As Canada Tackles its 7th COVID-19 Wave, Covid-19 research network CoVarr-Net funded 15 New Studies to examine solutions to Omicron and other variants.
Dr. François Jean, lead of Pillar 10: Antiviral Strategies and Antiviral Therapeutics, has been designated Project Lead of “Therapeutic Approaches and Emerging Therapies for SARS-CoV-2 VOCs: Mono or Combination Therapy, Mechanisms, and Antiviral Resistance.” Dr. Natalie Strynadka, a Pillar 10 Deputy, is also part of the $700,000 project, along with Dr. Mel Krajden from UBC/BC CDC and 6 other researchers from across Canada.
Lay Summary of the Project:
Antivirals approved by Health Canada, such as Remdesivir and Paxlovid, are playing an increasingly important role in limiting disease severity and death due to COVID-19. It is well known that for other RNA virus infections, such as hepatitis C and influenza A, antiviral resistance has developed when long-term antiviral treatment is used as a monotherapy, rendering a drug ineffective. The development of drug resistance against the few available antivirals against SARS-CoV-2 has not been well studied but the potential for drug resistance to develop is high for a rapidly mutating virus, such as this one. As novel SARS-CoV-2 variants of concern continue to emerge and antiviral use increases, we have identified these priority projects to assess the potential for Omicron variants to develop antiviral resistance mutations against monotherapies and to study promising combination antiviral therapies during Year 2:
- Investigate the capacity for SARS-CoV-2 variants of concern (Omicron BA.2 and BA.5) to develop resistant mutations in cell-based assays and in hospitalized and immunocompromised patients in Canada.
================================
● **DIRECTIONS FOR THIS TASK**
Based on the CoVarr-Net announcement, explain in one to three sentences why the project assesses whether Omicron variants can develop resistance to antiviral monotherapies. The rows that follow are separate material and are unrelated to the CoVarr-Net announcement.
================================
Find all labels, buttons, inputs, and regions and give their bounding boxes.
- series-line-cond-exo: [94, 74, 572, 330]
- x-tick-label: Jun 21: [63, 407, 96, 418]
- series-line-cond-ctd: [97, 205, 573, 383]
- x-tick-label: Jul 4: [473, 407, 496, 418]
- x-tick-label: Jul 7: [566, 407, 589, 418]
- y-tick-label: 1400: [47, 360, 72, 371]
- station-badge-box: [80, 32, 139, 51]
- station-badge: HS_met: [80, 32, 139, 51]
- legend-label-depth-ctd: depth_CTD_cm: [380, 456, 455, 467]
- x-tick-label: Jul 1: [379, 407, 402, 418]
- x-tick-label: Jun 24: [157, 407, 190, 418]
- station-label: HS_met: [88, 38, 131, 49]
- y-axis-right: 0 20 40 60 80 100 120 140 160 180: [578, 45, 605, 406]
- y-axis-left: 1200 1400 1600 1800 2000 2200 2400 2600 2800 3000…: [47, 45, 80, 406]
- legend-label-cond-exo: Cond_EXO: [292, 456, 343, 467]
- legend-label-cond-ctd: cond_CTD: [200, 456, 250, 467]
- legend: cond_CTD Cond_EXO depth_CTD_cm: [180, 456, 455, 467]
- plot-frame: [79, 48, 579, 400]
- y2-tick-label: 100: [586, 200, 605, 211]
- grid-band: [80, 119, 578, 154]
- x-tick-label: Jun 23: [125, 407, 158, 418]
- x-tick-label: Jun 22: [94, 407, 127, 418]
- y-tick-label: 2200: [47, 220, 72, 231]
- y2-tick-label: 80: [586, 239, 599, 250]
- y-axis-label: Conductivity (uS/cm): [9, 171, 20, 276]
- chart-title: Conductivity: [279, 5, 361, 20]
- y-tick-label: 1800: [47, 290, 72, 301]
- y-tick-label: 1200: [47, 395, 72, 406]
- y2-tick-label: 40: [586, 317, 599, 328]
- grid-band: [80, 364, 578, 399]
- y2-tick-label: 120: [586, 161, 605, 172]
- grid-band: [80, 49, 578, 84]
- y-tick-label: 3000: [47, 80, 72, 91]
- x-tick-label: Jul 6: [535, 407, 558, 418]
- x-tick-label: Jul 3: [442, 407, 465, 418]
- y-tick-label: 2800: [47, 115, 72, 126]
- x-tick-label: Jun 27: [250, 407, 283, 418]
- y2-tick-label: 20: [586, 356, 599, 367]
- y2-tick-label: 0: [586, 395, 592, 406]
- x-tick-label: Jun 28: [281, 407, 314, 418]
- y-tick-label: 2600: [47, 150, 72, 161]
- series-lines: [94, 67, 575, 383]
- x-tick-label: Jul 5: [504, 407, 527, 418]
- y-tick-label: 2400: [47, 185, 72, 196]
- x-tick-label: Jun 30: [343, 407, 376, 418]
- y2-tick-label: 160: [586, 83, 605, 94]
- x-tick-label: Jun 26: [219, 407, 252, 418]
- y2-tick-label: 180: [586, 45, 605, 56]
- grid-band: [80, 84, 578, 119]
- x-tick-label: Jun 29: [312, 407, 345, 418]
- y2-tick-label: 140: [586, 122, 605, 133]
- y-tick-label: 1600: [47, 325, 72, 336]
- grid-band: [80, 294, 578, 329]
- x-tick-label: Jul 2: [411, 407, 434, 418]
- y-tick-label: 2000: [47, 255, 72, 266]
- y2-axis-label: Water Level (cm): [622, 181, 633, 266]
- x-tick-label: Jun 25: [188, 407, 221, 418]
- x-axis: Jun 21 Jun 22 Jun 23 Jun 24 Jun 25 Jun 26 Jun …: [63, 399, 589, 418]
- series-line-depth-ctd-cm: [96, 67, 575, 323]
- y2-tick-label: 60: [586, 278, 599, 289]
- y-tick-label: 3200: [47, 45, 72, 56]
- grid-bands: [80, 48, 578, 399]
================================
● **REPLY TO THE EXERCISE**
For other RNA virus infections such as hepatitis C and influenza A, long-term antiviral monotherapy has led to resistance that makes a drug ineffective. Resistance to the few available SARS-CoV-2 antivirals has not been well studied, but the potential for it is high because the virus mutates rapidly. Meanwhile, new variants of concern keep emerging and antiviral use is increasing.